Write out all of the entries exactly, please.

Items from a figure collection:
================================

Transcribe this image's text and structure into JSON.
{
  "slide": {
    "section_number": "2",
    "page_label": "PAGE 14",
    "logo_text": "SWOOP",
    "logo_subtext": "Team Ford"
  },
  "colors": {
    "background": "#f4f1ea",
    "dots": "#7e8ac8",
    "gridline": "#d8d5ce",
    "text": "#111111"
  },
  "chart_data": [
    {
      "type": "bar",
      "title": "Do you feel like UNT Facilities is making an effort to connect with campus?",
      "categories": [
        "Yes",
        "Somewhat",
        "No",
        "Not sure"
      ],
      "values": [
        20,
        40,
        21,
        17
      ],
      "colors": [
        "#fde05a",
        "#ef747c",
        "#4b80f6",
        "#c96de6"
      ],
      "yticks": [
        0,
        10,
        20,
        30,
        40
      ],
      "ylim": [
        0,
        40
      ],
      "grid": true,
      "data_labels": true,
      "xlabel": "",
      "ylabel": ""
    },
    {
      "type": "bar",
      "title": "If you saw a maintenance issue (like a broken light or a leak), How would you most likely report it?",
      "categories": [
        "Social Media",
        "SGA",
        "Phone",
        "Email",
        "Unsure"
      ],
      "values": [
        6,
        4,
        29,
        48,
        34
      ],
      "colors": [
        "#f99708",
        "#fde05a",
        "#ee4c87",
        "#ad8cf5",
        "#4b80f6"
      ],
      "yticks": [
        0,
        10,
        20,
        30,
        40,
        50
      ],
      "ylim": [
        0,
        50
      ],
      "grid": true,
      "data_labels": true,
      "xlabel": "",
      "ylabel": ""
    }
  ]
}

================================

* **SOLVED PROBLEM**
Transcribe this image's text and structure into JSON.
{
  "slide": {
    "section_number": "2",
    "page_label": "PAGE 14",
    "logo_text": "SWOOP",
    "logo_subtext": "Team Ford"
  },
  "colors": {
    "background": "#f4f1ea",
    "dots": "#7e8ac8",
    "gridline": "#d8d5ce",
    "text": "#111111"
  },
  "chart_data": [
    {
      "type": "bar",
      "title": "Do you feel like UNT Facilities is making an effort to connect with campus?",
      "categories": [
        "Yes",
        "Somewhat",
        "No",
        "Not sure"
      ],
      "values": [
        20,
        40,
        21,
        17
      ],
      "colors": [
        "#fde05a",
        "#ef747c",
        "#4b80f6",
        "#c96de6"
      ],
      "yticks": [
        0,
        10,
        20,
        30,
        40
      ],
      "ylim": [
        0,
        40
      ],
      "grid": true,
      "data_labels": true,
      "xlabel": "",
      "ylabel": ""
    },
    {
      "type": "bar",
      "title": "If you saw a maintenance issue (like a broken light or a leak), How would you most likely report it?",
      "categories": [
        "Social Media",
        "SGA",
        "Phone",
        "Email",
        "Unsure"
      ],
      "values": [
        6,
        4,
        29,
        48,
        34
      ],
      "colors": [
        "#f99708",
        "#fde05a",
        "#ee4c87",
        "#ad8cf5",
        "#4b80f6"
      ],
      "yticks": [
        0,
        10,
        20,
        30,
        40,
        50
      ],
      "ylim": [
        0,
        50
      ],
      "grid": true,
      "data_labels": true,
      "xlabel": "",
      "ylabel": ""
    }
  ]
}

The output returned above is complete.